**Task instructions:** Select all lines holding the word "represents" from the entries that follow.

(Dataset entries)
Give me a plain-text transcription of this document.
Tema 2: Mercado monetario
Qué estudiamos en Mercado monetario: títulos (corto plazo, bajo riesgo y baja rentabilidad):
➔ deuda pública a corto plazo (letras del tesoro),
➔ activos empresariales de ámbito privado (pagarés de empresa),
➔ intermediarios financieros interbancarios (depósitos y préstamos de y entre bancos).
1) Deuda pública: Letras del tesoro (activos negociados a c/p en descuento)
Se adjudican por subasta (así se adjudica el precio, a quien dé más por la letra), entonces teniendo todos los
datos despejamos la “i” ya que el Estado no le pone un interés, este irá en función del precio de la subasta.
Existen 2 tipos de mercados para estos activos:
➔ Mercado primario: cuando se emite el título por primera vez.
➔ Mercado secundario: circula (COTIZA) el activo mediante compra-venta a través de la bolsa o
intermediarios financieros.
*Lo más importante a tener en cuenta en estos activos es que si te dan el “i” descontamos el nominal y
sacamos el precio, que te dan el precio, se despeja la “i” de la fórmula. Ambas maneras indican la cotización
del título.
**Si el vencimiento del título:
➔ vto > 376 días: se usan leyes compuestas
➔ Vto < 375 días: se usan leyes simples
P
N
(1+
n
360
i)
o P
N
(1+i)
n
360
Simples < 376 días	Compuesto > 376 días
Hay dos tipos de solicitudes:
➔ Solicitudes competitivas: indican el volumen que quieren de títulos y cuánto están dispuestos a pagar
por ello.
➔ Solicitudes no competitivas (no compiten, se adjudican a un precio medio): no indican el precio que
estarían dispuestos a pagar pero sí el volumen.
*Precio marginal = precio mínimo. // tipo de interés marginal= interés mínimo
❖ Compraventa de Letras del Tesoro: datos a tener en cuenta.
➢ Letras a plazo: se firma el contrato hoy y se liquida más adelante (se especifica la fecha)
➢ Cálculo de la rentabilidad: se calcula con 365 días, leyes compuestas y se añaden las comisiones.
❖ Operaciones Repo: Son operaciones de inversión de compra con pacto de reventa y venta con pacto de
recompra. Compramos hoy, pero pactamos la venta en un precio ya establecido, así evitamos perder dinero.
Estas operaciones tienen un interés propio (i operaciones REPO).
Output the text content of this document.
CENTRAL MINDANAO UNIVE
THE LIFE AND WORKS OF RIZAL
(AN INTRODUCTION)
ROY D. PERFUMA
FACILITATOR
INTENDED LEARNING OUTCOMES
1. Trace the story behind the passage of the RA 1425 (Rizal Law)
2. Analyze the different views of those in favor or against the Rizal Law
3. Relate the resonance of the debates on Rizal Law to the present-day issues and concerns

* * *

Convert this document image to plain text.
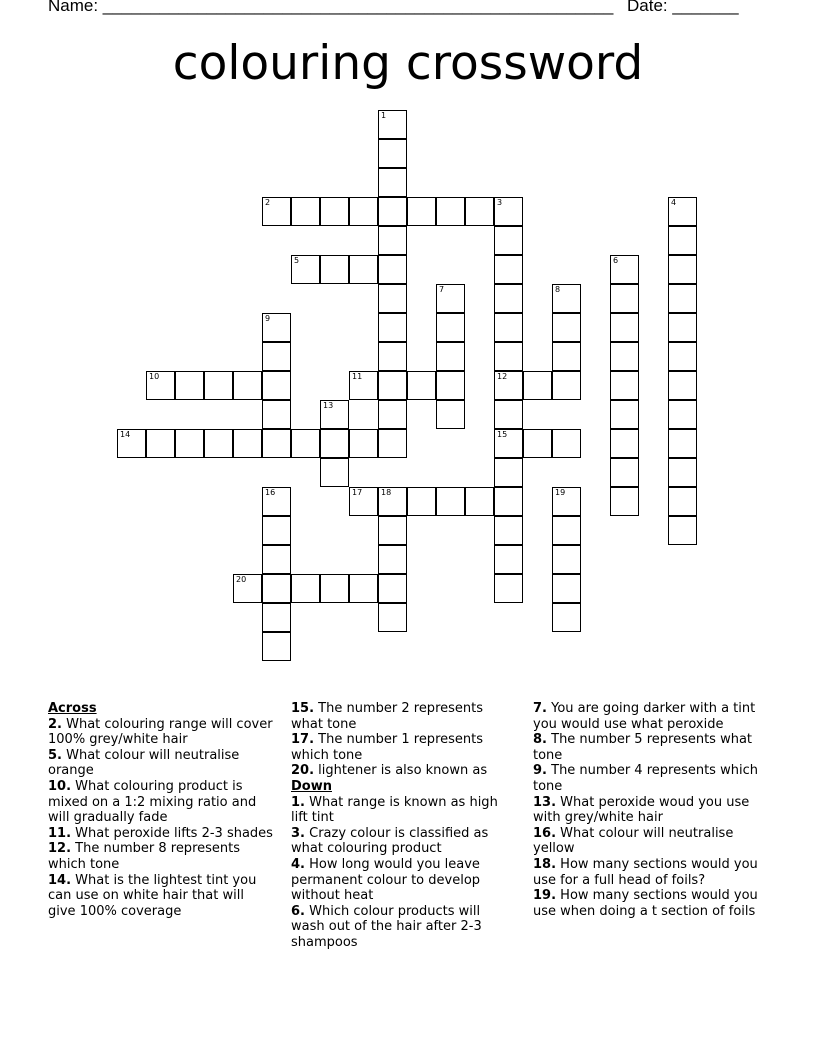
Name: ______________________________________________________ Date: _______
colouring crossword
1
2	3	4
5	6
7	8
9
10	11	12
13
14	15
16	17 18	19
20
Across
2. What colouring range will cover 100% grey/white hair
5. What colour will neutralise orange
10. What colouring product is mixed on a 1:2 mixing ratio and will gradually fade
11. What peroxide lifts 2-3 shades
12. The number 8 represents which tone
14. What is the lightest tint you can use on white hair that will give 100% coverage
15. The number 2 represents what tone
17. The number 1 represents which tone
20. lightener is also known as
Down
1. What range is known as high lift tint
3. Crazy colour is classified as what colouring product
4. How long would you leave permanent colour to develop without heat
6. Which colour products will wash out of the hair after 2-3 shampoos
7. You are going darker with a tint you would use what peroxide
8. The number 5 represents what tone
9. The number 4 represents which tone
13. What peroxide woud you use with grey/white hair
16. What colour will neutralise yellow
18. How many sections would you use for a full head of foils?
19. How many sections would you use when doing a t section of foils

**Answer to this problem:**
12. The number 8 represents which tone
15. The number 2 represents what tone
17. The number 1 represents which tone
8. The number 5 represents what tone
9. The number 4 represents which tone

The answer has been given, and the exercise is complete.